_Written instruction:_ Report how many lines contain "name". Give the number and nothing else.

Entries from a dataset:
----
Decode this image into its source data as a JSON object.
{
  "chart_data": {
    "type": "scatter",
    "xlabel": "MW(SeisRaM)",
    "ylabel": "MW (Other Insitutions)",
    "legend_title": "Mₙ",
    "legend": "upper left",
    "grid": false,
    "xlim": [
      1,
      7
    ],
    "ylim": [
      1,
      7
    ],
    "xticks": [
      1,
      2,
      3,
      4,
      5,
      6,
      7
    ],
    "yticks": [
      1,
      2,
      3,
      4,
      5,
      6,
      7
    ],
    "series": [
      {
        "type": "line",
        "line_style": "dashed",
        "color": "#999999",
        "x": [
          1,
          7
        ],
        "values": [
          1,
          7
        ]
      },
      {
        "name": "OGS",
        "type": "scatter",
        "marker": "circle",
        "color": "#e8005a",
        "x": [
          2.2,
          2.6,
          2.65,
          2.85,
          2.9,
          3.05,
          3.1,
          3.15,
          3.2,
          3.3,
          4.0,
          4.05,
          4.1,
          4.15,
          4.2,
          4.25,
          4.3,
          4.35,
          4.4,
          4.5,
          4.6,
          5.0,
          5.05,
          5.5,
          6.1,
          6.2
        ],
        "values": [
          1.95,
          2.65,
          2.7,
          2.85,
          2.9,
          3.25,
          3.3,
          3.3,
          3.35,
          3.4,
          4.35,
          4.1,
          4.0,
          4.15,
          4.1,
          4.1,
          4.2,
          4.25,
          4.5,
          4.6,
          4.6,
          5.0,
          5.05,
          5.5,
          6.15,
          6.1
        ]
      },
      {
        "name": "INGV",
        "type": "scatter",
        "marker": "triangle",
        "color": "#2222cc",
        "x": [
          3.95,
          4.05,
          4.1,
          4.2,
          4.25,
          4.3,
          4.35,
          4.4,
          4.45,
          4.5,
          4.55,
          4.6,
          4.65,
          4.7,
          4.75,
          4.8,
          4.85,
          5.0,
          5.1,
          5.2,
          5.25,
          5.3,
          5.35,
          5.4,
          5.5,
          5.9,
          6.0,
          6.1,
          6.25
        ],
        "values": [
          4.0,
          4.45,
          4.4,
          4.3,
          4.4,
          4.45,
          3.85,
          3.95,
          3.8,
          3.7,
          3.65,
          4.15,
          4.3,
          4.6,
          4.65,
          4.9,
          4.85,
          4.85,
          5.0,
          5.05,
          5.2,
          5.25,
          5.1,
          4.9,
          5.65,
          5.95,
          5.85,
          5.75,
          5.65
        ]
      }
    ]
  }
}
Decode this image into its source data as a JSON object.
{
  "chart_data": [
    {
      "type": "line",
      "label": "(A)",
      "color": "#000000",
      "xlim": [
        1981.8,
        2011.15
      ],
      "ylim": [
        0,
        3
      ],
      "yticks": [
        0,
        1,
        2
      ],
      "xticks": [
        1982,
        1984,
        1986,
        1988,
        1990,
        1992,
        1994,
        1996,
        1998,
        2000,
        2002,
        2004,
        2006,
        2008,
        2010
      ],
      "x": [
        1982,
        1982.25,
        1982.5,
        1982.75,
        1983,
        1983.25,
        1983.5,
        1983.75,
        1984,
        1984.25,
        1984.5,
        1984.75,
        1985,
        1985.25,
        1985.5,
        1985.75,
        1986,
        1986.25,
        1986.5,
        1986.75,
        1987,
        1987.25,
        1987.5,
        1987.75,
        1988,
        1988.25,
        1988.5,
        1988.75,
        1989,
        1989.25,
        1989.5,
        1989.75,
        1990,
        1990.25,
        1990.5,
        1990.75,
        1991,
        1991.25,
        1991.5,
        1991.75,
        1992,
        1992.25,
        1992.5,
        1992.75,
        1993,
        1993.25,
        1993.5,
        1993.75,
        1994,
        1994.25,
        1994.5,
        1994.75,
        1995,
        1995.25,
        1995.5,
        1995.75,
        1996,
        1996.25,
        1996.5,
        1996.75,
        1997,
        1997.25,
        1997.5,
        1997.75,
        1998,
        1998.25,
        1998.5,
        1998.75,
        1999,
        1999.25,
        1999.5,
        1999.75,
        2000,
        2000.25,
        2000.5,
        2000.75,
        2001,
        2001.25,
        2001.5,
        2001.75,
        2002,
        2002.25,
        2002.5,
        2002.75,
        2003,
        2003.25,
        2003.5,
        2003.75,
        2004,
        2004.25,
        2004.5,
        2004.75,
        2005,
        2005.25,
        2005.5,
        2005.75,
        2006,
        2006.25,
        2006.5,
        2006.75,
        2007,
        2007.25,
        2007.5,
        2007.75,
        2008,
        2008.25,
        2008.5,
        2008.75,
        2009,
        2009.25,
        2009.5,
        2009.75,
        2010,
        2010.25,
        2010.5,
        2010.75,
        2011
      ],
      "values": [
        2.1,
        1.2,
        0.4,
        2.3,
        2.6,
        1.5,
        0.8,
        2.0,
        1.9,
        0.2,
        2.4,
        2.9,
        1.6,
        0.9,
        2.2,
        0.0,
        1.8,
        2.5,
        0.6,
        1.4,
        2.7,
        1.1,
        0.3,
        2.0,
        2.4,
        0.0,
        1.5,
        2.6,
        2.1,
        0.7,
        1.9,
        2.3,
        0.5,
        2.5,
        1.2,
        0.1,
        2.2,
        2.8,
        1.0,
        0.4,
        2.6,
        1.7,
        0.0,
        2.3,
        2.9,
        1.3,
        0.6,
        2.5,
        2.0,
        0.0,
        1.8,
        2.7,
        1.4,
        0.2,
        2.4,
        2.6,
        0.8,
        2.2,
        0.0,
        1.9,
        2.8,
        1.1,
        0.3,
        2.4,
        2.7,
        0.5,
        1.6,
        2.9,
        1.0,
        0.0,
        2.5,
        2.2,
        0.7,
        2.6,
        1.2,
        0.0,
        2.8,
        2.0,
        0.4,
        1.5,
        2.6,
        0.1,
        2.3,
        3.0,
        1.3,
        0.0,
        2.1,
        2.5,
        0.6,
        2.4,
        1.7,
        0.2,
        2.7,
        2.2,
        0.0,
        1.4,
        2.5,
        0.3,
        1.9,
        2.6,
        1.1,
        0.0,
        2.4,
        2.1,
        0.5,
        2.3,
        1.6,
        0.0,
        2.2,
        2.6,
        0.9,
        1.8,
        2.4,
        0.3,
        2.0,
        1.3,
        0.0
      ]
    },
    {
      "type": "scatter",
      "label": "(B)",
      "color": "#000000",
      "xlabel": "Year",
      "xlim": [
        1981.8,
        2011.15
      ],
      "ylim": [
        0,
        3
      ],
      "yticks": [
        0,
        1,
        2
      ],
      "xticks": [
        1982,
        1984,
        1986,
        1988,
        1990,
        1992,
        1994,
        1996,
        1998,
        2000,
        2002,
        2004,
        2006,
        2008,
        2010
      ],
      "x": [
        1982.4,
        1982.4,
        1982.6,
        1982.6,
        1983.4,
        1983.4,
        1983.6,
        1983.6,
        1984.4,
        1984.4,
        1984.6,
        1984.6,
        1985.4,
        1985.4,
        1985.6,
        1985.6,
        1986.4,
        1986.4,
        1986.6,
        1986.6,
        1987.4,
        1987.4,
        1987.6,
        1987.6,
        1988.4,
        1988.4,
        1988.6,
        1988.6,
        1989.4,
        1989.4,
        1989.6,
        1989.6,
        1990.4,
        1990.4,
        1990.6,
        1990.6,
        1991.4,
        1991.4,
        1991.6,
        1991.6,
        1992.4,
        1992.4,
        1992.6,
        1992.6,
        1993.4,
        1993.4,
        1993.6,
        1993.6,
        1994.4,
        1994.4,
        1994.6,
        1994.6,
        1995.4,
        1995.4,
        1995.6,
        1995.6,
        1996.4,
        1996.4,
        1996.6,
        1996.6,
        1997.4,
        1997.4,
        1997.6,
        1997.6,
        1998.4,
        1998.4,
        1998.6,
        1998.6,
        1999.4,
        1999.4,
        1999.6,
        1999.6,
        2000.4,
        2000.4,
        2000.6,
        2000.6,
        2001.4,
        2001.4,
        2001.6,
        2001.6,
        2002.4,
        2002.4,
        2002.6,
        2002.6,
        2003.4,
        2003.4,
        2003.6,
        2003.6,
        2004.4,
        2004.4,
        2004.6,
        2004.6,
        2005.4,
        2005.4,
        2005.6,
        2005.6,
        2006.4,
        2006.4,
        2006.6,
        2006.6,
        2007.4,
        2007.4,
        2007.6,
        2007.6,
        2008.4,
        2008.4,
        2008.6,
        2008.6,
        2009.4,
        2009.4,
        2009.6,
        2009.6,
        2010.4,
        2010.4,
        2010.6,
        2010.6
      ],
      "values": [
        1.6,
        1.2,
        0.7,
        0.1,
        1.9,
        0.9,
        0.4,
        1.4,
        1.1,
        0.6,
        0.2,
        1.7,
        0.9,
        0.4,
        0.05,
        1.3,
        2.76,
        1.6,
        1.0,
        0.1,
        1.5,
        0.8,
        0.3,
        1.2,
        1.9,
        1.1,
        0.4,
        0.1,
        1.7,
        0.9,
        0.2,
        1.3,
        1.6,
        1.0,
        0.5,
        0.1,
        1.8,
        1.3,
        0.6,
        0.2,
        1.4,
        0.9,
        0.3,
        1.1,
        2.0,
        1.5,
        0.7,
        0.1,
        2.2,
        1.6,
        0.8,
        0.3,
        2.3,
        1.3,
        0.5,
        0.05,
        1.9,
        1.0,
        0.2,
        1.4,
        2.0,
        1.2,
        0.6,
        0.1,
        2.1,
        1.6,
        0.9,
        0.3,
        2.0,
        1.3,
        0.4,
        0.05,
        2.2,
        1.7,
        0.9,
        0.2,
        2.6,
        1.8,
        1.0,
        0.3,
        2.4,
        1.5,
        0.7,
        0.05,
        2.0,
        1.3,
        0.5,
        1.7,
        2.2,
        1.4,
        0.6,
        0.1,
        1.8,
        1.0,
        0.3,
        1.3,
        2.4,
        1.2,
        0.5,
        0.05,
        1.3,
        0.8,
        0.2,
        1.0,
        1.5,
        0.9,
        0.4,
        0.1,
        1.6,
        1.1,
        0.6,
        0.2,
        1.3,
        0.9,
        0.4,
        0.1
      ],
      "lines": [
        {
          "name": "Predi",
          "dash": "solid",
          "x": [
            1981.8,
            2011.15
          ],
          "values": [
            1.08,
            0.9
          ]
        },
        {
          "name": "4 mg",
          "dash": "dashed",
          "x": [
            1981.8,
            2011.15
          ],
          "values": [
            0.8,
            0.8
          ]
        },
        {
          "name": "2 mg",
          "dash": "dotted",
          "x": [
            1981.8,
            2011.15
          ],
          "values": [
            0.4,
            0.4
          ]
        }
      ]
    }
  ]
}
----
_Result of the exercise:_ 5